- _EXERCISE AIM_
Keep only the lines of the listing that include the word "with", and copy them.

>> begin RECORDS FOR PROCESSING

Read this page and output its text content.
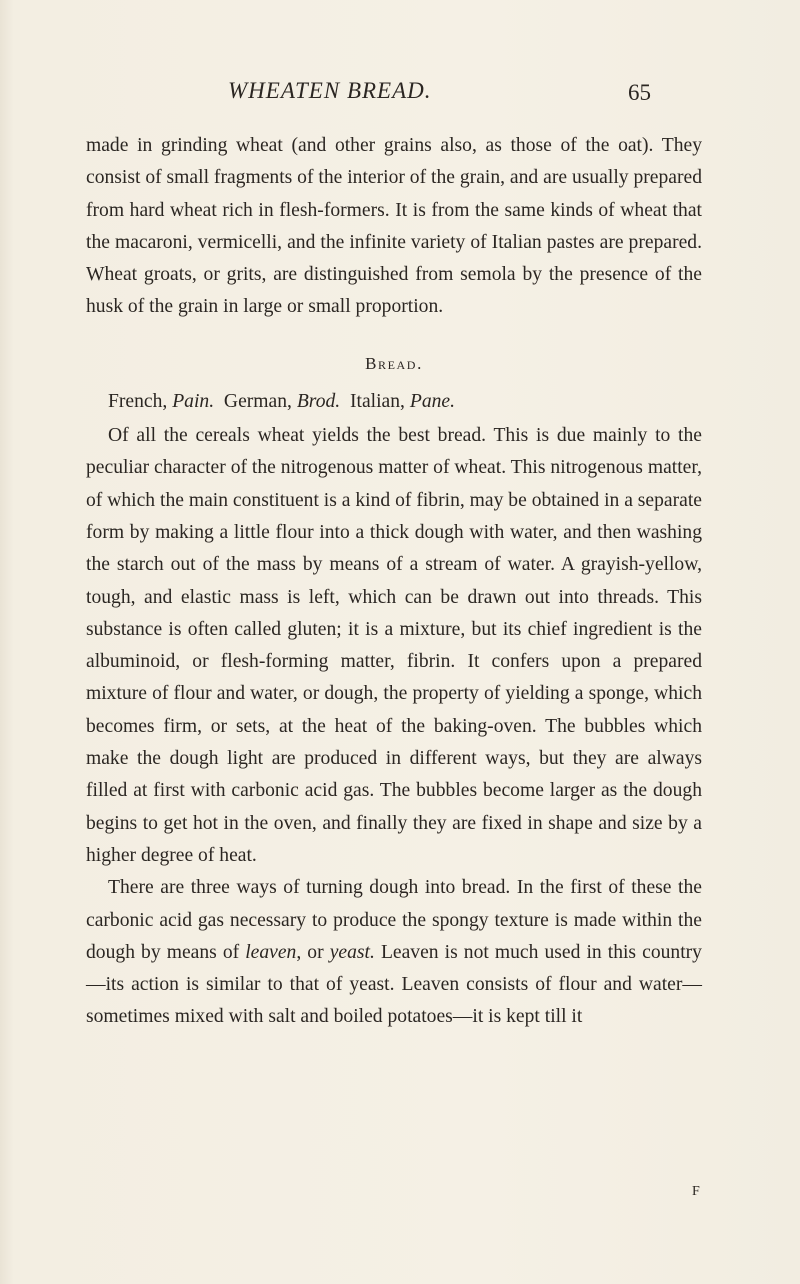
WHEATEN BREAD.	65

made in grinding wheat (and other grains also, as those of the oat). They consist of small fragments of the interior of the grain, and are usually prepared from hard wheat rich in flesh-formers. It is from the same kinds of wheat that the macaroni, vermicelli, and the infinite variety of Italian pastes are prepared. Wheat groats, or grits, are distinguished from semola by the presence of the husk of the grain in large or small proportion.

Bread.

French, Pain. German, Brod. Italian, Pane.

Of all the cereals wheat yields the best bread. This is due mainly to the peculiar character of the nitrogenous matter of wheat. This nitrogenous matter, of which the main constituent is a kind of fibrin, may be obtained in a separate form by making a little flour into a thick dough with water, and then washing the starch out of the mass by means of a stream of water. A grayish-yellow, tough, and elastic mass is left, which can be drawn out into threads. This substance is often called gluten; it is a mixture, but its chief ingredient is the albuminoid, or flesh-forming matter, fibrin. It confers upon a prepared mixture of flour and water, or dough, the property of yielding a sponge, which becomes firm, or sets, at the heat of the baking-oven. The bubbles which make the dough light are produced in different ways, but they are always filled at first with carbonic acid gas. The bubbles become larger as the dough begins to get hot in the oven, and finally they are fixed in shape and size by a higher degree of heat.

There are three ways of turning dough into bread. In the first of these the carbonic acid gas necessary to produce the spongy texture is made within the dough by means of leaven, or yeast. Leaven is not much used in this country—its action is similar to that of yeast. Leaven consists of flour and water—sometimes mixed with salt and boiled potatoes—it is kept till it

F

>> end RECORDS FOR PROCESSING

- _ANSWER TO THIS EXERCISE_
Of all the cereals wheat yields the best bread. This is due mainly to the peculiar character of the nitrogenous matter of wheat. This nitrogenous matter, of which the main constituent is a kind of fibrin, may be obtained in a separate form by making a little flour into a thick dough with water, and then washing the starch out of the mass by means of a stream of water. A grayish-yellow, tough, and elastic mass is left, which can be drawn out into threads. This substance is often called gluten; it is a mixture, but its chief ingredient is the albuminoid, or flesh-forming matter, fibrin. It confers upon a prepared mixture of flour and water, or dough, the property of yielding a sponge, which becomes firm, or sets, at the heat of the baking-oven. The bubbles which make the dough light are produced in different ways, but they are always filled at first with carbonic acid gas. The bubbles become larger as the dough begins to get hot in the oven, and finally they are fixed in shape and size by a higher degree of heat.
There are three ways of turning dough into bread. In the first of these the carbonic acid gas necessary to produce the spongy texture is made within the dough by means of leaven, or yeast. Leaven is not much used in this country—its action is similar to that of yeast. Leaven consists of flour and water—sometimes mixed with salt and boiled potatoes—it is kept till it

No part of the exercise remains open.